→ **TO DO**
Go through the records and show each line where the word "Count" occurs.

→ **SOURCE RECORDS**
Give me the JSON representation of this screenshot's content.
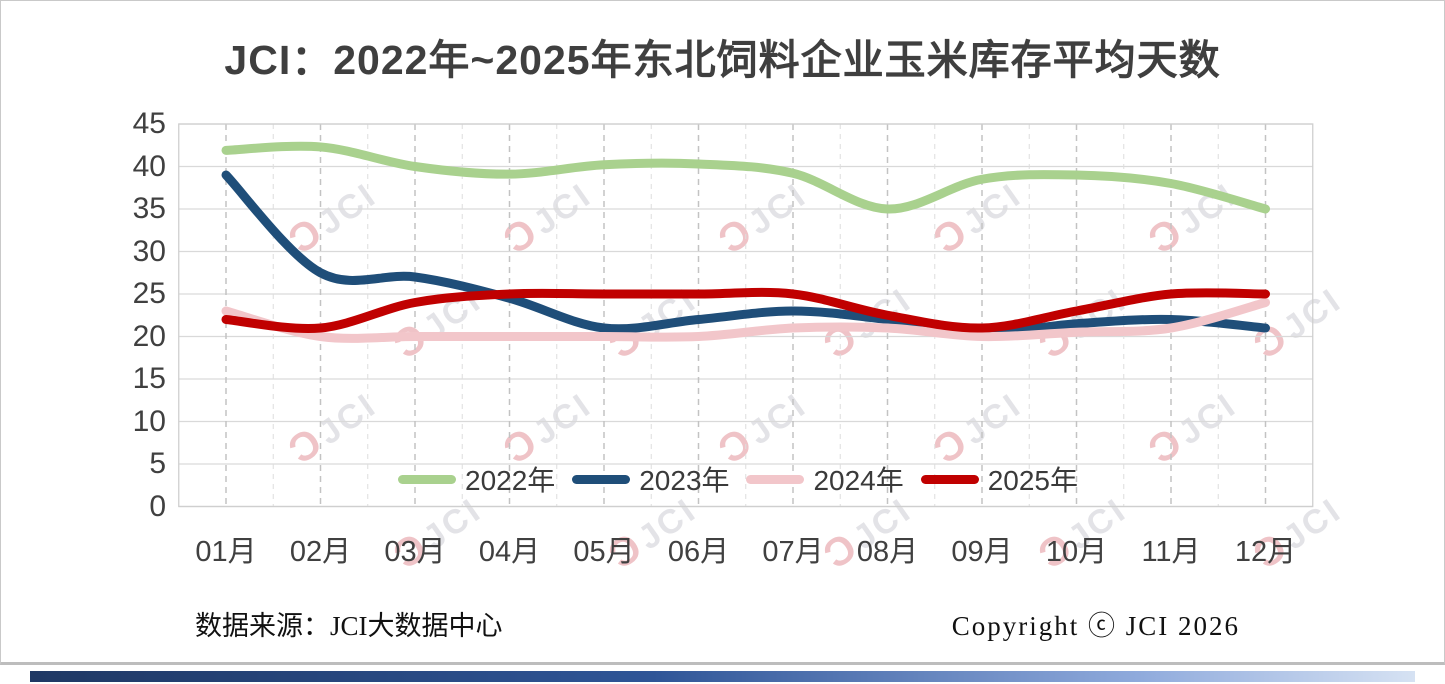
{
  "title": "JCI：2022年~2025年东北饲料企业玉米库存平均天数",
  "footer": {
    "source": "数据来源：JCI大数据中心",
    "copyright": "Copyright ⓒ JCI 2026"
  },
  "watermark": {
    "logo_mark": "Ɔ",
    "logo_text": "JCI"
  },
  "accent_bar_colors": [
    "#1F3864",
    "#2F5597",
    "#8FAADC",
    "#D6E2F3"
  ],
  "chart_data": {
    "type": "line",
    "title": "JCI：2022年~2025年东北饲料企业玉米库存平均天数",
    "xlabel": "",
    "ylabel": "",
    "categories": [
      "01月",
      "02月",
      "03月",
      "04月",
      "05月",
      "06月",
      "07月",
      "08月",
      "09月",
      "10月",
      "11月",
      "12月"
    ],
    "series": [
      {
        "name": "2022年",
        "color": "#A9D18E",
        "values": [
          41.9,
          42.3,
          40.0,
          39.1,
          40.2,
          40.3,
          39.2,
          35.0,
          38.5,
          39.0,
          38.0,
          35.0
        ]
      },
      {
        "name": "2023年",
        "color": "#1F4E79",
        "values": [
          39.0,
          27.5,
          27.0,
          24.5,
          21.0,
          22.0,
          23.0,
          22.0,
          20.5,
          21.5,
          22.0,
          21.0
        ]
      },
      {
        "name": "2024年",
        "color": "#F2C6CA",
        "values": [
          23.0,
          20.0,
          20.0,
          20.0,
          20.0,
          20.0,
          21.0,
          21.0,
          20.0,
          20.5,
          21.0,
          24.0
        ]
      },
      {
        "name": "2025年",
        "color": "#C00000",
        "values": [
          22.0,
          21.0,
          24.0,
          25.0,
          25.0,
          25.0,
          25.0,
          22.5,
          21.0,
          23.0,
          25.0,
          25.0
        ]
      }
    ],
    "ylim": [
      0,
      45
    ],
    "yticks": [
      0,
      5,
      10,
      15,
      20,
      25,
      30,
      35,
      40,
      45
    ],
    "grid": true,
    "legend_position": "bottom-inside"
  }
}
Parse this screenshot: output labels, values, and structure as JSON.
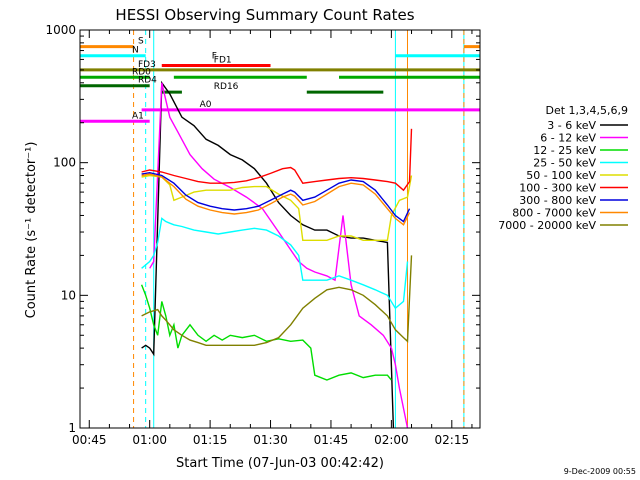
{
  "chart_data": {
    "type": "line",
    "title": "HESSI Observing Summary Count Rates",
    "xlabel": "Start Time (07-Jun-03 00:42:42)",
    "ylabel": "Count Rate (s⁻¹ detector⁻¹)",
    "ylog": true,
    "ylim": [
      1,
      1000
    ],
    "xlim_minutes": [
      42.7,
      142
    ],
    "x_ticks": [
      "00:45",
      "01:00",
      "01:15",
      "01:30",
      "01:45",
      "02:00",
      "02:15"
    ],
    "y_ticks": [
      "1",
      "10",
      "100",
      "1000"
    ],
    "footer_date": "9-Dec-2009 00:55",
    "legend": {
      "title": "Det 1,3,4,5,6,9",
      "placement": "right"
    },
    "series": [
      {
        "name": "3 - 6 keV",
        "color": "#000000",
        "x": [
          58,
          59,
          60,
          60.5,
          61,
          63,
          65,
          68,
          71,
          74,
          77,
          80,
          83,
          86,
          89,
          92,
          95,
          98,
          101,
          104,
          107,
          110,
          113,
          116,
          119,
          120.5
        ],
        "y": [
          4,
          4.2,
          4,
          3.8,
          3.6,
          400,
          330,
          220,
          190,
          150,
          135,
          115,
          105,
          90,
          70,
          50,
          40,
          34,
          31,
          31,
          28,
          27,
          27,
          26,
          25,
          1
        ]
      },
      {
        "name": "6 - 12 keV",
        "color": "#ff00ff",
        "x": [
          60,
          61,
          63,
          65,
          67,
          70,
          73,
          76,
          80,
          84,
          88,
          92,
          95,
          97,
          99,
          101,
          104,
          106,
          108,
          110,
          112,
          115,
          118,
          120,
          121,
          122,
          124
        ],
        "y": [
          16,
          18,
          400,
          220,
          170,
          115,
          90,
          75,
          65,
          55,
          45,
          30,
          22,
          18,
          16,
          15,
          14,
          13,
          40,
          12,
          7,
          6,
          5,
          4,
          3,
          2,
          1
        ]
      },
      {
        "name": "12 - 25 keV",
        "color": "#00dd00",
        "x": [
          58,
          59,
          60,
          61,
          62,
          63,
          64,
          65,
          66,
          67,
          68,
          70,
          72,
          74,
          76,
          78,
          80,
          83,
          86,
          89,
          92,
          95,
          98,
          100,
          101,
          104,
          107,
          110,
          113,
          116,
          119,
          120
        ],
        "y": [
          12,
          10,
          8,
          6,
          5,
          9,
          7,
          5,
          6,
          4,
          5,
          6,
          5,
          4.5,
          5,
          4.6,
          5,
          4.8,
          5,
          4.5,
          4.7,
          4.5,
          4.6,
          4,
          2.5,
          2.3,
          2.5,
          2.6,
          2.4,
          2.5,
          2.5,
          2.3
        ]
      },
      {
        "name": "25 - 50 keV",
        "color": "#00ffff",
        "x": [
          58,
          60,
          61,
          62,
          63,
          64,
          65,
          66,
          68,
          71,
          74,
          77,
          80,
          83,
          86,
          89,
          92,
          95,
          97,
          98,
          101,
          104,
          107,
          110,
          113,
          116,
          119,
          121,
          123,
          124
        ],
        "y": [
          16,
          18,
          20,
          25,
          38,
          36,
          35,
          34,
          33,
          31,
          30,
          29,
          30,
          31,
          32,
          31,
          28,
          24,
          20,
          13,
          13,
          13,
          14,
          13,
          12,
          11,
          10,
          8,
          9,
          18
        ]
      },
      {
        "name": "50 - 100 keV",
        "color": "#dddd00",
        "x": [
          58,
          60,
          63,
          65,
          66,
          68,
          71,
          74,
          77,
          80,
          83,
          86,
          89,
          92,
          95,
          97,
          98,
          101,
          104,
          107,
          110,
          113,
          116,
          119,
          120,
          122,
          124,
          125
        ],
        "y": [
          78,
          80,
          78,
          68,
          52,
          55,
          60,
          62,
          62,
          62,
          65,
          66,
          66,
          58,
          52,
          45,
          26,
          26,
          26,
          28,
          28,
          26,
          26,
          26,
          40,
          52,
          55,
          80
        ]
      },
      {
        "name": "100 - 300 keV",
        "color": "#ff0000",
        "x": [
          58,
          60,
          63,
          66,
          69,
          72,
          75,
          78,
          81,
          84,
          87,
          90,
          93,
          95,
          96,
          98,
          101,
          104,
          107,
          110,
          113,
          116,
          119,
          121,
          123,
          124.5,
          125
        ],
        "y": [
          85,
          88,
          85,
          80,
          76,
          72,
          70,
          70,
          71,
          73,
          77,
          83,
          90,
          92,
          88,
          70,
          72,
          74,
          76,
          77,
          76,
          74,
          72,
          70,
          62,
          72,
          180
        ]
      },
      {
        "name": "300 - 800 keV",
        "color": "#0000dd",
        "x": [
          58,
          60,
          63,
          66,
          69,
          72,
          75,
          78,
          81,
          84,
          87,
          90,
          93,
          95,
          96,
          98,
          101,
          104,
          107,
          110,
          113,
          116,
          119,
          121,
          123,
          124.5
        ],
        "y": [
          82,
          84,
          80,
          70,
          57,
          50,
          47,
          45,
          44,
          45,
          47,
          52,
          58,
          62,
          60,
          52,
          55,
          62,
          70,
          74,
          72,
          62,
          48,
          40,
          36,
          45
        ]
      },
      {
        "name": "800 - 7000 keV",
        "color": "#ff8800",
        "x": [
          58,
          60,
          63,
          66,
          69,
          72,
          75,
          78,
          81,
          84,
          87,
          90,
          93,
          95,
          96,
          98,
          101,
          104,
          107,
          110,
          113,
          116,
          119,
          121,
          123,
          124.5
        ],
        "y": [
          80,
          82,
          78,
          66,
          53,
          47,
          44,
          42,
          41,
          42,
          44,
          49,
          55,
          58,
          56,
          48,
          51,
          58,
          66,
          70,
          68,
          58,
          45,
          38,
          34,
          42
        ]
      },
      {
        "name": "7000 - 20000 keV",
        "color": "#808000",
        "x": [
          58,
          60,
          62,
          63,
          64,
          65,
          66,
          68,
          70,
          72,
          74,
          76,
          78,
          80,
          83,
          86,
          89,
          92,
          95,
          98,
          101,
          104,
          107,
          110,
          113,
          116,
          119,
          121,
          123,
          124,
          125
        ],
        "y": [
          7,
          7.5,
          7.8,
          7,
          6.5,
          6,
          5.5,
          5,
          4.6,
          4.4,
          4.2,
          4.2,
          4.2,
          4.2,
          4.2,
          4.2,
          4.4,
          4.8,
          6,
          8,
          9.5,
          11,
          11.5,
          11,
          10,
          8.5,
          7,
          5.5,
          4.8,
          4.5,
          20
        ]
      }
    ],
    "state_bars": [
      {
        "label": "S",
        "color": "#ff8800",
        "y": 750,
        "segments": [
          [
            42.7,
            56
          ],
          [
            138,
            142
          ]
        ]
      },
      {
        "label": "N",
        "color": "#00ffff",
        "y": 640,
        "segments": [
          [
            42.7,
            59
          ],
          [
            121,
            142
          ]
        ]
      },
      {
        "label": "F",
        "color": "#cc00cc",
        "y": 580,
        "segments": []
      },
      {
        "label": "FD1",
        "color": "#ff0000",
        "y": 540,
        "segments": [
          [
            63,
            90
          ]
        ]
      },
      {
        "label": "FD3",
        "color": "#808000",
        "y": 500,
        "segments": [
          [
            42.7,
            58
          ],
          [
            58,
            142
          ]
        ]
      },
      {
        "label": "RD0",
        "color": "#00aa00",
        "y": 440,
        "segments": [
          [
            42.7,
            60
          ],
          [
            66,
            99
          ],
          [
            107,
            142
          ]
        ]
      },
      {
        "label": "RD4",
        "color": "#006600",
        "y": 380,
        "segments": [
          [
            42.7,
            60
          ]
        ]
      },
      {
        "label": "RD16",
        "color": "#006600",
        "y": 340,
        "segments": [
          [
            63,
            68
          ],
          [
            99,
            118
          ]
        ]
      },
      {
        "label": "A0",
        "color": "#ff00ff",
        "y": 250,
        "segments": [
          [
            58,
            142
          ]
        ]
      },
      {
        "label": "A1",
        "color": "#ff00ff",
        "y": 205,
        "segments": [
          [
            42.7,
            60
          ]
        ]
      }
    ],
    "markers": [
      {
        "color": "#ff8800",
        "style": "dashed",
        "x": 56
      },
      {
        "color": "#00ffff",
        "style": "dashed",
        "x": 59
      },
      {
        "color": "#00ffff",
        "style": "solid",
        "x": 61
      },
      {
        "color": "#00ffff",
        "style": "solid",
        "x": 121
      },
      {
        "color": "#00ffff",
        "style": "solid",
        "x": 138
      },
      {
        "color": "#ff8800",
        "style": "solid",
        "x": 124
      },
      {
        "color": "#ff8800",
        "style": "dashed",
        "x": 138
      }
    ]
  }
}
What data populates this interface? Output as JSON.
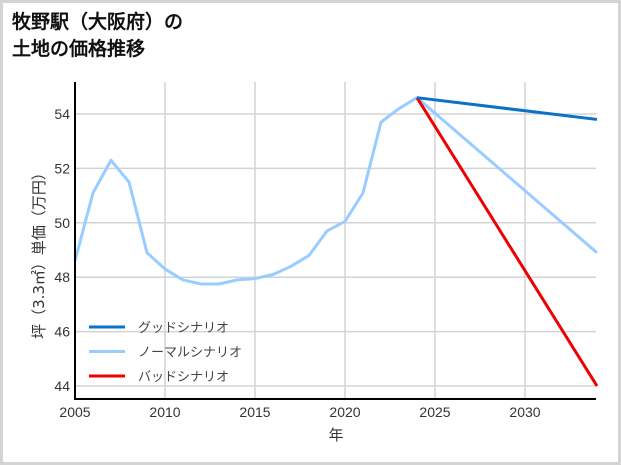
{
  "title": {
    "line1": "牧野駅（大阪府）の",
    "line2": "土地の価格推移"
  },
  "chart_data": {
    "type": "line",
    "title": "牧野駅（大阪府）の土地の価格推移",
    "xlabel": "年",
    "ylabel": "坪（3.3㎡）単価（万円）",
    "xlim": [
      2005,
      2034
    ],
    "ylim": [
      43.5,
      55.2
    ],
    "x_ticks": [
      2005,
      2010,
      2015,
      2020,
      2025,
      2030
    ],
    "y_ticks": [
      44,
      46,
      48,
      50,
      52,
      54
    ],
    "grid": true,
    "legend_position": "lower left",
    "series": [
      {
        "name": "グッドシナリオ",
        "color": "#0a72c8",
        "x": [
          2024,
          2034
        ],
        "values": [
          54.6,
          53.8
        ]
      },
      {
        "name": "ノーマルシナリオ",
        "color": "#99ccff",
        "x": [
          2005,
          2006,
          2007,
          2008,
          2009,
          2010,
          2011,
          2012,
          2013,
          2014,
          2015,
          2016,
          2017,
          2018,
          2019,
          2020,
          2021,
          2022,
          2023,
          2024,
          2034
        ],
        "values": [
          48.6,
          51.1,
          52.3,
          51.5,
          48.9,
          48.3,
          47.9,
          47.75,
          47.75,
          47.9,
          47.95,
          48.1,
          48.4,
          48.8,
          49.7,
          50.05,
          51.1,
          53.7,
          54.2,
          54.6,
          48.9
        ]
      },
      {
        "name": "バッドシナリオ",
        "color": "#ee0000",
        "x": [
          2024,
          2034
        ],
        "values": [
          54.6,
          44.0
        ]
      }
    ]
  }
}
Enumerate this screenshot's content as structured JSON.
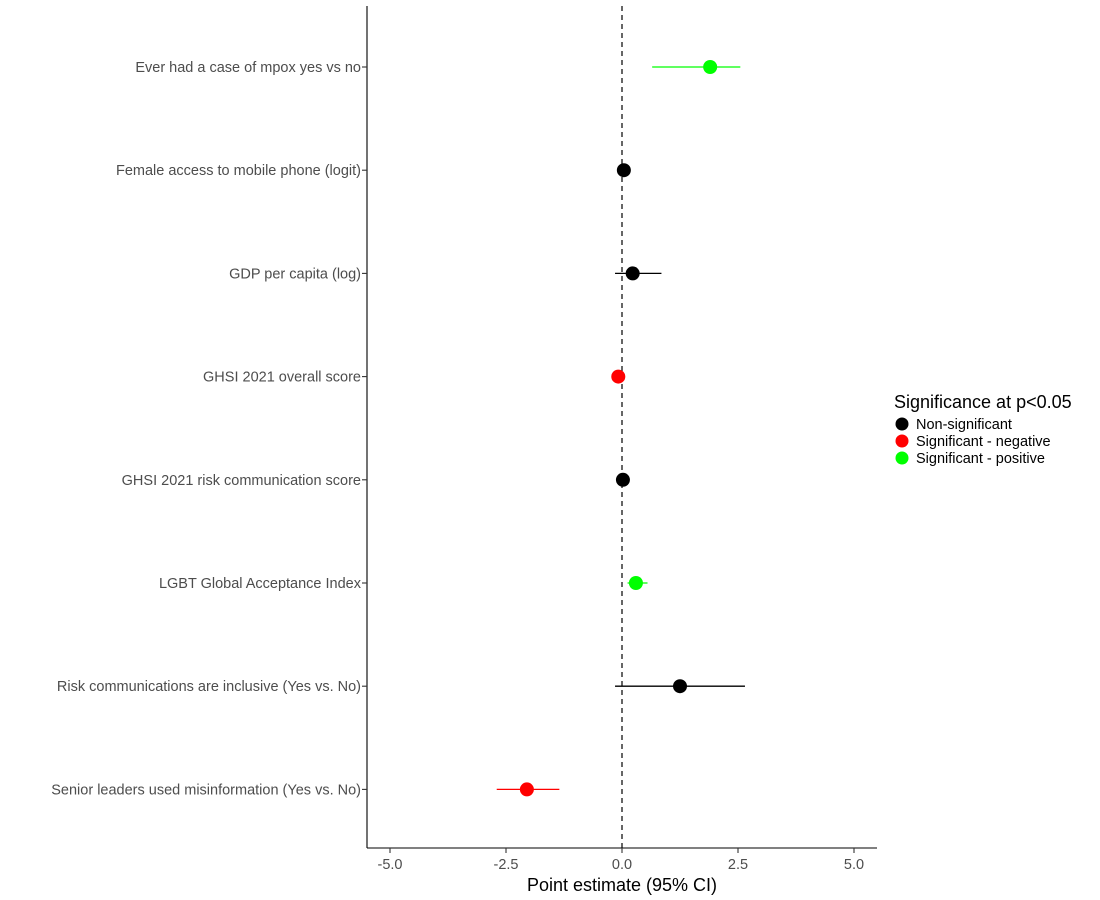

→ **FINISHED EXERCISE**
    "title": "HESSI Observing Summary Count Rates",
    "ylabel": "Count Rate (s⁻¹ detector⁻¹)",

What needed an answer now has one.